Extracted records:
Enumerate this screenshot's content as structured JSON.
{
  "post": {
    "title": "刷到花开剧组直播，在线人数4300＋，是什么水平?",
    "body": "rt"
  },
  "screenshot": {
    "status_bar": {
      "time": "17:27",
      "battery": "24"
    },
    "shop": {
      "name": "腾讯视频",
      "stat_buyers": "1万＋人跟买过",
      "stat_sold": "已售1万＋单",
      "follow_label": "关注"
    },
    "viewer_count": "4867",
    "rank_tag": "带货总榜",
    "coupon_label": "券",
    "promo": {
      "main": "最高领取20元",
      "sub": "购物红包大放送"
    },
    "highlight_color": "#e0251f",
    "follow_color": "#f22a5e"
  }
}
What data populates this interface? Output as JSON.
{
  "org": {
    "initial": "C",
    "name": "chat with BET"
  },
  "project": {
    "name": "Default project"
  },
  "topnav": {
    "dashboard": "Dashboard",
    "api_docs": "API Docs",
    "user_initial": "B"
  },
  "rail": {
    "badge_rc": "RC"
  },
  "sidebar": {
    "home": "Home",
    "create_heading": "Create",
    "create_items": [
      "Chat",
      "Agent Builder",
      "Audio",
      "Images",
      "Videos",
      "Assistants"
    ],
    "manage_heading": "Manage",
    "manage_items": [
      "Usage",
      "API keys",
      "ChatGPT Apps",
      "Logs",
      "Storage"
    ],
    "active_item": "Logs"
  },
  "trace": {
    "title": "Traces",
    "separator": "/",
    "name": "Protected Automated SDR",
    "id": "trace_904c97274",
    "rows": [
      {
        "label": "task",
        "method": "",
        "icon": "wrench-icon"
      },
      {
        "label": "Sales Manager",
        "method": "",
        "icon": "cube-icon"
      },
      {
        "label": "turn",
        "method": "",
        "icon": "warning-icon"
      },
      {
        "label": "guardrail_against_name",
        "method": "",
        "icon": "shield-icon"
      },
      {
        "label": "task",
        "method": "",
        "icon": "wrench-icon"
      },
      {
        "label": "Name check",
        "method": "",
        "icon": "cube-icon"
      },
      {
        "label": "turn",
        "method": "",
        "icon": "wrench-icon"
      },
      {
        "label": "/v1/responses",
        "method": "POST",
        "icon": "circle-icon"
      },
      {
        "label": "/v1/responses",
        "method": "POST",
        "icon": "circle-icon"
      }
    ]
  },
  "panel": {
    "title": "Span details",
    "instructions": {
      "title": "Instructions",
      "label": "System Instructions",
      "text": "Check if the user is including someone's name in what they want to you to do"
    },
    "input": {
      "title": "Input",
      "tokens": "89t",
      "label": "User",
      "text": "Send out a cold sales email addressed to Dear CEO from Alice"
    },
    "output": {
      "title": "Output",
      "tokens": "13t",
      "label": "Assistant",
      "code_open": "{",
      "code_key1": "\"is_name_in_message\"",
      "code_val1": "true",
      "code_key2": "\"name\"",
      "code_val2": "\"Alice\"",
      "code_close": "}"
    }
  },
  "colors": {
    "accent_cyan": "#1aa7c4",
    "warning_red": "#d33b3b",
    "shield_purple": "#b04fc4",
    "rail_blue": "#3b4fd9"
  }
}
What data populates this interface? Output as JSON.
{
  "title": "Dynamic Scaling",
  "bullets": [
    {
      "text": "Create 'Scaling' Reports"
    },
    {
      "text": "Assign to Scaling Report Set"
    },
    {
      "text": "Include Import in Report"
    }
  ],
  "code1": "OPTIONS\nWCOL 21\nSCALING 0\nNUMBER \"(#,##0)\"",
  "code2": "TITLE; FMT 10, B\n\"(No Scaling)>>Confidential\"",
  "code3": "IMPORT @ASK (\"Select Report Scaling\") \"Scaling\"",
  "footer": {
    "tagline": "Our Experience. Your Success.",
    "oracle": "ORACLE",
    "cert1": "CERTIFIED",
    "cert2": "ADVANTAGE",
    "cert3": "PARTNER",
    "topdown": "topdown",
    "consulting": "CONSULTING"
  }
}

Stated problem:
Give an exact copy of all the data shown above.

Solution to this exercise:
Enumerate this screenshot's content as structured JSON.
{
  "post": {
    "title": "刷到花开剧组直播，在线人数4300＋，是什么水平?",
    "body": "rt"
  },
  "screenshot": {
    "status_bar": {
      "time": "17:27",
      "battery": "24"
    },
    "shop": {
      "name": "腾讯视频",
      "stat_buyers": "1万＋人跟买过",
      "stat_sold": "已售1万＋单",
      "follow_label": "关注"
    },
    "viewer_count": "4867",
    "rank_tag": "带货总榜",
    "coupon_label": "券",
    "promo": {
      "main": "最高领取20元",
      "sub": "购物红包大放送"
    },
    "highlight_color": "#e0251f",
    "follow_color": "#f22a5e"
  }
}
What data populates this interface? Output as JSON.
{
  "org": {
    "initial": "C",
    "name": "chat with BET"
  },
  "project": {
    "name": "Default project"
  },
  "topnav": {
    "dashboard": "Dashboard",
    "api_docs": "API Docs",
    "user_initial": "B"
  },
  "rail": {
    "badge_rc": "RC"
  },
  "sidebar": {
    "home": "Home",
    "create_heading": "Create",
    "create_items": [
      "Chat",
      "Agent Builder",
      "Audio",
      "Images",
      "Videos",
      "Assistants"
    ],
    "manage_heading": "Manage",
    "manage_items": [
      "Usage",
      "API keys",
      "ChatGPT Apps",
      "Logs",
      "Storage"
    ],
    "active_item": "Logs"
  },
  "trace": {
    "title": "Traces",
    "separator": "/",
    "name": "Protected Automated SDR",
    "id": "trace_904c97274",
    "rows": [
      {
        "label": "task",
        "method": "",
        "icon": "wrench-icon"
      },
      {
        "label": "Sales Manager",
        "method": "",
        "icon": "cube-icon"
      },
      {
        "label": "turn",
        "method": "",
        "icon": "warning-icon"
      },
      {
        "label": "guardrail_against_name",
        "method": "",
        "icon": "shield-icon"
      },
      {
        "label": "task",
        "method": "",
        "icon": "wrench-icon"
      },
      {
        "label": "Name check",
        "method": "",
        "icon": "cube-icon"
      },
      {
        "label": "turn",
        "method": "",
        "icon": "wrench-icon"
      },
      {
        "label": "/v1/responses",
        "method": "POST",
        "icon": "circle-icon"
      },
      {
        "label": "/v1/responses",
        "method": "POST",
        "icon": "circle-icon"
      }
    ]
  },
  "panel": {
    "title": "Span details",
    "instructions": {
      "title": "Instructions",
      "label": "System Instructions",
      "text": "Check if the user is including someone's name in what they want to you to do"
    },
    "input": {
      "title": "Input",
      "tokens": "89t",
      "label": "User",
      "text": "Send out a cold sales email addressed to Dear CEO from Alice"
    },
    "output": {
      "title": "Output",
      "tokens": "13t",
      "label": "Assistant",
      "code_open": "{",
      "code_key1": "\"is_name_in_message\"",
      "code_val1": "true",
      "code_key2": "\"name\"",
      "code_val2": "\"Alice\"",
      "code_close": "}"
    }
  },
  "colors": {
    "accent_cyan": "#1aa7c4",
    "warning_red": "#d33b3b",
    "shield_purple": "#b04fc4",
    "rail_blue": "#3b4fd9"
  }
}
What data populates this interface? Output as JSON.
{
  "title": "Dynamic Scaling",
  "bullets": [
    {
      "text": "Create 'Scaling' Reports"
    },
    {
      "text": "Assign to Scaling Report Set"
    },
    {
      "text": "Include Import in Report"
    }
  ],
  "code1": "OPTIONS\nWCOL 21\nSCALING 0\nNUMBER \"(#,##0)\"",
  "code2": "TITLE; FMT 10, B\n\"(No Scaling)>>Confidential\"",
  "code3": "IMPORT @ASK (\"Select Report Scaling\") \"Scaling\"",
  "footer": {
    "tagline": "Our Experience. Your Success.",
    "oracle": "ORACLE",
    "cert1": "CERTIFIED",
    "cert2": "ADVANTAGE",
    "cert3": "PARTNER",
    "topdown": "topdown",
    "consulting": "CONSULTING"
  }
}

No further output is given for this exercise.